(Task prompt):
Quote all of the data exactly as given. Skip every picture it contains.
::::
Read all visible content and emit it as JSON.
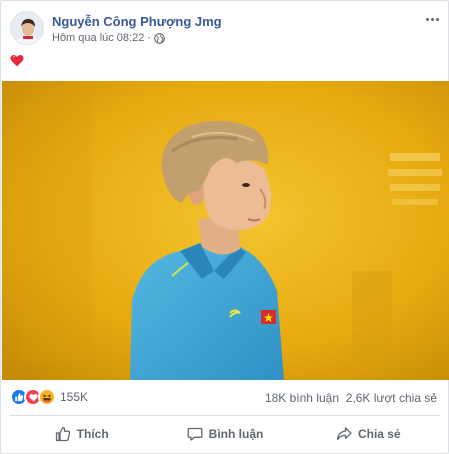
{
  "post": {
    "author": "Nguyễn Công Phượng Jmg",
    "timestamp": "Hôm qua lúc 08:22",
    "separator": "·",
    "privacy_icon": "globe-icon",
    "menu_icon": "more-options-icon",
    "caption_icon": "red-heart-emoji",
    "photo_subject": "photo"
  },
  "stats": {
    "reactions": [
      "like",
      "love",
      "haha"
    ],
    "reaction_count": "155K",
    "comments": "18K bình luận",
    "shares": "2,6K lượt chia sẻ"
  },
  "actions": {
    "like": "Thích",
    "comment": "Bình luận",
    "share": "Chia sẻ"
  },
  "colors": {
    "author_link": "#385898",
    "meta_text": "#606770",
    "like_blue": "#1877f2",
    "love_red": "#f33e58",
    "haha_yellow": "#f7b125",
    "photo_bg": "#e9ad16",
    "jersey": "#3ea9d8"
  }
}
::::
(Final answer):
Read all visible content and emit it as JSON.
{
  "post": {
    "author": "Nguyễn Công Phượng Jmg",
    "timestamp": "Hôm qua lúc 08:22",
    "separator": "·",
    "privacy_icon": "globe-icon",
    "menu_icon": "more-options-icon",
    "caption_icon": "red-heart-emoji",
    "photo_subject": "photo"
  },
  "stats": {
    "reactions": [
      "like",
      "love",
      "haha"
    ],
    "reaction_count": "155K",
    "comments": "18K bình luận",
    "shares": "2,6K lượt chia sẻ"
  },
  "actions": {
    "like": "Thích",
    "comment": "Bình luận",
    "share": "Chia sẻ"
  },
  "colors": {
    "author_link": "#385898",
    "meta_text": "#606770",
    "like_blue": "#1877f2",
    "love_red": "#f33e58",
    "haha_yellow": "#f7b125",
    "photo_bg": "#e9ad16",
    "jersey": "#3ea9d8"
  }
}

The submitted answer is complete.